*REQUIREMENT*
Retype the material that follows, keeping every word as it is.

*DATA PROVIDED*
========================================

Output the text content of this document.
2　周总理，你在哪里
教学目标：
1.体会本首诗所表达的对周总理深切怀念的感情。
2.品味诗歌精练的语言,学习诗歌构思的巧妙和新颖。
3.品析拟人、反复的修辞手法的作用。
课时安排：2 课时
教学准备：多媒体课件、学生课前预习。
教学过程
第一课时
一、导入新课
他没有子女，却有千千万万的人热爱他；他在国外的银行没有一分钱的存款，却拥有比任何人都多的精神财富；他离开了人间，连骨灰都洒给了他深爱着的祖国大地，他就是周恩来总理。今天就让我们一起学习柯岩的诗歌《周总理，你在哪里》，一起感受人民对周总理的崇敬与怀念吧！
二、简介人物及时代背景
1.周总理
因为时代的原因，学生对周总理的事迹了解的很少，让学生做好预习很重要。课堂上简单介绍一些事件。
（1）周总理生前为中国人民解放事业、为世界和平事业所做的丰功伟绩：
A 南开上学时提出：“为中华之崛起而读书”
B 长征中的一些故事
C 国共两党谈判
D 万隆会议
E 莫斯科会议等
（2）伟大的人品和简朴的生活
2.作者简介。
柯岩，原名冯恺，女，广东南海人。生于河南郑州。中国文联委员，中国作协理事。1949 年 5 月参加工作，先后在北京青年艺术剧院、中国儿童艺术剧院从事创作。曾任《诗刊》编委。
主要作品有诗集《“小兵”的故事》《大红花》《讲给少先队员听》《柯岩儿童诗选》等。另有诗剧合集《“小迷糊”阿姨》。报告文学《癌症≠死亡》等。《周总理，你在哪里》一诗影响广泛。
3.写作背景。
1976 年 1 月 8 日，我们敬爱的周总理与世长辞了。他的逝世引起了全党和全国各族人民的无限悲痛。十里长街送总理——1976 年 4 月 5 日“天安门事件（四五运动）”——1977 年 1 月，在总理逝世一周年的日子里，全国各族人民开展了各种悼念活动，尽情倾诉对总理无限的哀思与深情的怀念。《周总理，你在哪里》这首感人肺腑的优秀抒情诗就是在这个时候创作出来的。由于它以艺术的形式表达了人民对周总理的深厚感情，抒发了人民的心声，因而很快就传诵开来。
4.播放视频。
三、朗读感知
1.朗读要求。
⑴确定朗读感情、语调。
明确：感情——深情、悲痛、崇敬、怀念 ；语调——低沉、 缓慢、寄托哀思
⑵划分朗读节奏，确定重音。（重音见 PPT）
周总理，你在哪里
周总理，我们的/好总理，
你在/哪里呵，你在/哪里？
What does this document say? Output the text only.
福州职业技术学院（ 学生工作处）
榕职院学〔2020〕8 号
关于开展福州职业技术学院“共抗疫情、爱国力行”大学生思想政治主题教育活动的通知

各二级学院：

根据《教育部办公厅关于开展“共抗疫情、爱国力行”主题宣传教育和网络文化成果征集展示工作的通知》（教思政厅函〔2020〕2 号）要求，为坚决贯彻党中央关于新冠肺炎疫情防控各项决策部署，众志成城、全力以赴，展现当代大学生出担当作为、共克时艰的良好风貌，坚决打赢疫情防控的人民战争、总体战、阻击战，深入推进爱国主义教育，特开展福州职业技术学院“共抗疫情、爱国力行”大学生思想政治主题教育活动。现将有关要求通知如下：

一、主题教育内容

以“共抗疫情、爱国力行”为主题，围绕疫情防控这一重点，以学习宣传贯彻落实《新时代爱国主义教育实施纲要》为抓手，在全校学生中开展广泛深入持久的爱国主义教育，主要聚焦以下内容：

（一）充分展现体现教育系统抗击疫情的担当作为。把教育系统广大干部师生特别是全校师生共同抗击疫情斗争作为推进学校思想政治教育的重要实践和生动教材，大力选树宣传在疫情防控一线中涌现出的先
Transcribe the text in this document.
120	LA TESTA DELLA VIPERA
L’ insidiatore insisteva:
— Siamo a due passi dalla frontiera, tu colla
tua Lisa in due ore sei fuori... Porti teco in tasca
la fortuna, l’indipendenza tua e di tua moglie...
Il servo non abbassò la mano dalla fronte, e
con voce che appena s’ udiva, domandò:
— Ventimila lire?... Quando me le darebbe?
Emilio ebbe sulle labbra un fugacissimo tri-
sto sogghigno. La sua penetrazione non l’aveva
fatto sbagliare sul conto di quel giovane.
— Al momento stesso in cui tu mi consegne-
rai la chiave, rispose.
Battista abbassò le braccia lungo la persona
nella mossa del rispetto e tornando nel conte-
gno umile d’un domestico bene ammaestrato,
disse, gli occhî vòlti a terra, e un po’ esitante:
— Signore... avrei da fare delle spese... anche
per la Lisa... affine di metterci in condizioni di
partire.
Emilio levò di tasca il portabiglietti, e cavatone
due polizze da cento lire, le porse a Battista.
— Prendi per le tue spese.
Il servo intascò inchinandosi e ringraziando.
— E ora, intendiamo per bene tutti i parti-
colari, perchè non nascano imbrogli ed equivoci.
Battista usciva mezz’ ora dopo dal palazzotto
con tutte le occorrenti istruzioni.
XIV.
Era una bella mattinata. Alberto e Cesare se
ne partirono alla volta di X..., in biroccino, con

========================================

*FINAL RESULT*
Output the text content of this document.
2　周总理，你在哪里
教学目标：
1.体会本首诗所表达的对周总理深切怀念的感情。
2.品味诗歌精练的语言,学习诗歌构思的巧妙和新颖。
3.品析拟人、反复的修辞手法的作用。
课时安排：2 课时
教学准备：多媒体课件、学生课前预习。
教学过程
第一课时
一、导入新课
他没有子女，却有千千万万的人热爱他；他在国外的银行没有一分钱的存款，却拥有比任何人都多的精神财富；他离开了人间，连骨灰都洒给了他深爱着的祖国大地，他就是周恩来总理。今天就让我们一起学习柯岩的诗歌《周总理，你在哪里》，一起感受人民对周总理的崇敬与怀念吧！
二、简介人物及时代背景
1.周总理
因为时代的原因，学生对周总理的事迹了解的很少，让学生做好预习很重要。课堂上简单介绍一些事件。
（1）周总理生前为中国人民解放事业、为世界和平事业所做的丰功伟绩：
A 南开上学时提出：“为中华之崛起而读书”
B 长征中的一些故事
C 国共两党谈判
D 万隆会议
E 莫斯科会议等
（2）伟大的人品和简朴的生活
2.作者简介。
柯岩，原名冯恺，女，广东南海人。生于河南郑州。中国文联委员，中国作协理事。1949 年 5 月参加工作，先后在北京青年艺术剧院、中国儿童艺术剧院从事创作。曾任《诗刊》编委。
主要作品有诗集《“小兵”的故事》《大红花》《讲给少先队员听》《柯岩儿童诗选》等。另有诗剧合集《“小迷糊”阿姨》。报告文学《癌症≠死亡》等。《周总理，你在哪里》一诗影响广泛。
3.写作背景。
1976 年 1 月 8 日，我们敬爱的周总理与世长辞了。他的逝世引起了全党和全国各族人民的无限悲痛。十里长街送总理——1976 年 4 月 5 日“天安门事件（四五运动）”——1977 年 1 月，在总理逝世一周年的日子里，全国各族人民开展了各种悼念活动，尽情倾诉对总理无限的哀思与深情的怀念。《周总理，你在哪里》这首感人肺腑的优秀抒情诗就是在这个时候创作出来的。由于它以艺术的形式表达了人民对周总理的深厚感情，抒发了人民的心声，因而很快就传诵开来。
4.播放视频。
三、朗读感知
1.朗读要求。
⑴确定朗读感情、语调。
明确：感情——深情、悲痛、崇敬、怀念 ；语调——低沉、 缓慢、寄托哀思
⑵划分朗读节奏，确定重音。（重音见 PPT）
周总理，你在哪里
周总理，我们的/好总理，
你在/哪里呵，你在/哪里？
What does this document say? Output the text only.
福州职业技术学院（ 学生工作处）
榕职院学〔2020〕8 号
关于开展福州职业技术学院“共抗疫情、爱国力行”大学生思想政治主题教育活动的通知

各二级学院：

根据《教育部办公厅关于开展“共抗疫情、爱国力行”主题宣传教育和网络文化成果征集展示工作的通知》（教思政厅函〔2020〕2 号）要求，为坚决贯彻党中央关于新冠肺炎疫情防控各项决策部署，众志成城、全力以赴，展现当代大学生出担当作为、共克时艰的良好风貌，坚决打赢疫情防控的人民战争、总体战、阻击战，深入推进爱国主义教育，特开展福州职业技术学院“共抗疫情、爱国力行”大学生思想政治主题教育活动。现将有关要求通知如下：

一、主题教育内容

以“共抗疫情、爱国力行”为主题，围绕疫情防控这一重点，以学习宣传贯彻落实《新时代爱国主义教育实施纲要》为抓手，在全校学生中开展广泛深入持久的爱国主义教育，主要聚焦以下内容：

（一）充分展现体现教育系统抗击疫情的担当作为。把教育系统广大干部师生特别是全校师生共同抗击疫情斗争作为推进学校思想政治教育的重要实践和生动教材，大力选树宣传在疫情防控一线中涌现出的先
Transcribe the text in this document.
120	LA TESTA DELLA VIPERA
L’ insidiatore insisteva:
— Siamo a due passi dalla frontiera, tu colla
tua Lisa in due ore sei fuori... Porti teco in tasca
la fortuna, l’indipendenza tua e di tua moglie...
Il servo non abbassò la mano dalla fronte, e
con voce che appena s’ udiva, domandò:
— Ventimila lire?... Quando me le darebbe?
Emilio ebbe sulle labbra un fugacissimo tri-
sto sogghigno. La sua penetrazione non l’aveva
fatto sbagliare sul conto di quel giovane.
— Al momento stesso in cui tu mi consegne-
rai la chiave, rispose.
Battista abbassò le braccia lungo la persona
nella mossa del rispetto e tornando nel conte-
gno umile d’un domestico bene ammaestrato,
disse, gli occhî vòlti a terra, e un po’ esitante:
— Signore... avrei da fare delle spese... anche
per la Lisa... affine di metterci in condizioni di
partire.
Emilio levò di tasca il portabiglietti, e cavatone
due polizze da cento lire, le porse a Battista.
— Prendi per le tue spese.
Il servo intascò inchinandosi e ringraziando.
— E ora, intendiamo per bene tutti i parti-
colari, perchè non nascano imbrogli ed equivoci.
Battista usciva mezz’ ora dopo dal palazzotto
con tutte le occorrenti istruzioni.
XIV.
Era una bella mattinata. Alberto e Cesare se
ne partirono alla volta di X..., in biroccino, con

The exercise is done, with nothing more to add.